- **TO DO**
Go through the entries below and retype them exactly, omitting each picture.

________________

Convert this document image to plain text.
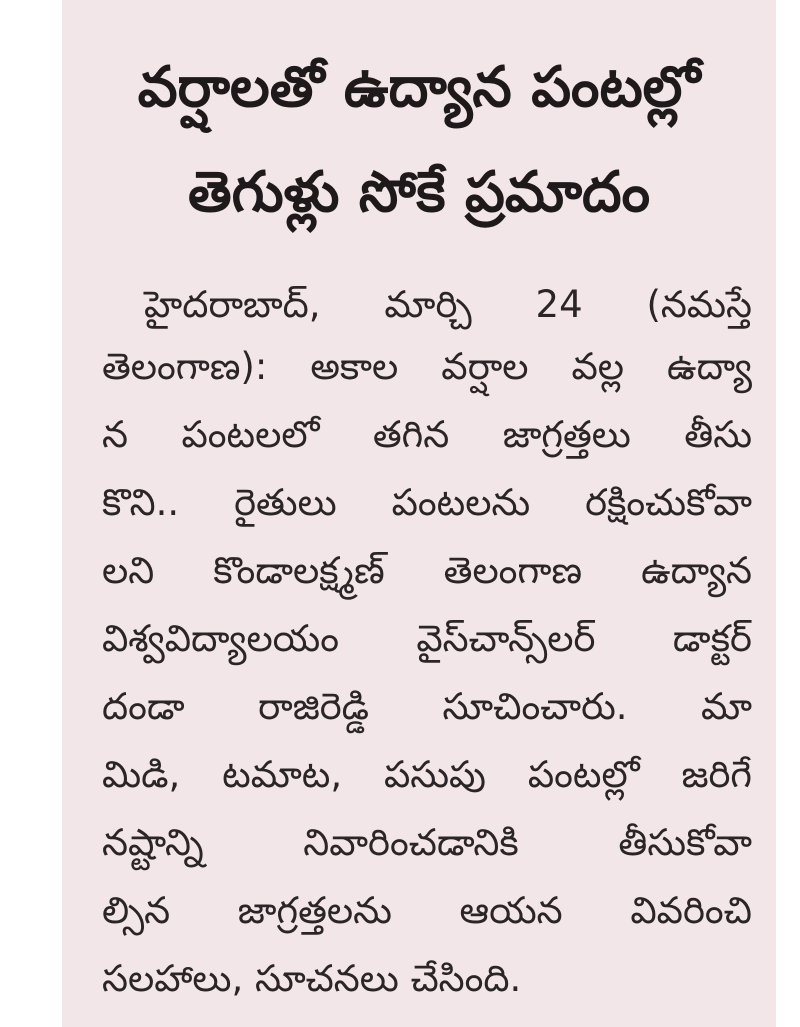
వర్షాలతో ఉద్యాన పంటల్లో
తెగుళ్లు సోకే ప్రమాదం
హైదరాబాద్, మార్చి 24 (నమస్తే
తెలంగాణ): అకాల వర్షాల వల్ల ఉద్యా
న పంటలలో తగిన జాగ్రత్తలు తీసు
కొని.. రైతులు పంటలను రక్షించుకోవా
లని కొండాలక్ష్మణ్ తెలంగాణ ఉద్యాన
విశ్వవిద్యాలయం వైస్‌చాన్స్‌లర్ డాక్టర్
దండా రాజిరెడ్డి సూచించారు. మా
మిడి, టమాట, పసుపు పంటల్లో జరిగే
నష్టాన్ని నివారించడానికి తీసుకోవా
ల్సిన జాగ్రత్తలను ఆయన వివరించి
సలహాలు, సూచనలు చేసింది.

________________

- **ANSWER TO THIS TASK**
Convert this document image to plain text.
వర్షాలతో ఉద్యాన పంటల్లో
తెగుళ్లు సోకే ప్రమాదం
హైదరాబాద్, మార్చి 24 (నమస్తే
తెలంగాణ): అకాల వర్షాల వల్ల ఉద్యా
న పంటలలో తగిన జాగ్రత్తలు తీసు
కొని.. రైతులు పంటలను రక్షించుకోవా
లని కొండాలక్ష్మణ్ తెలంగాణ ఉద్యాన
విశ్వవిద్యాలయం వైస్‌చాన్స్‌లర్ డాక్టర్
దండా రాజిరెడ్డి సూచించారు. మా
మిడి, టమాట, పసుపు పంటల్లో జరిగే
నష్టాన్ని నివారించడానికి తీసుకోవా
ల్సిన జాగ్రత్తలను ఆయన వివరించి
సలహాలు, సూచనలు చేసింది.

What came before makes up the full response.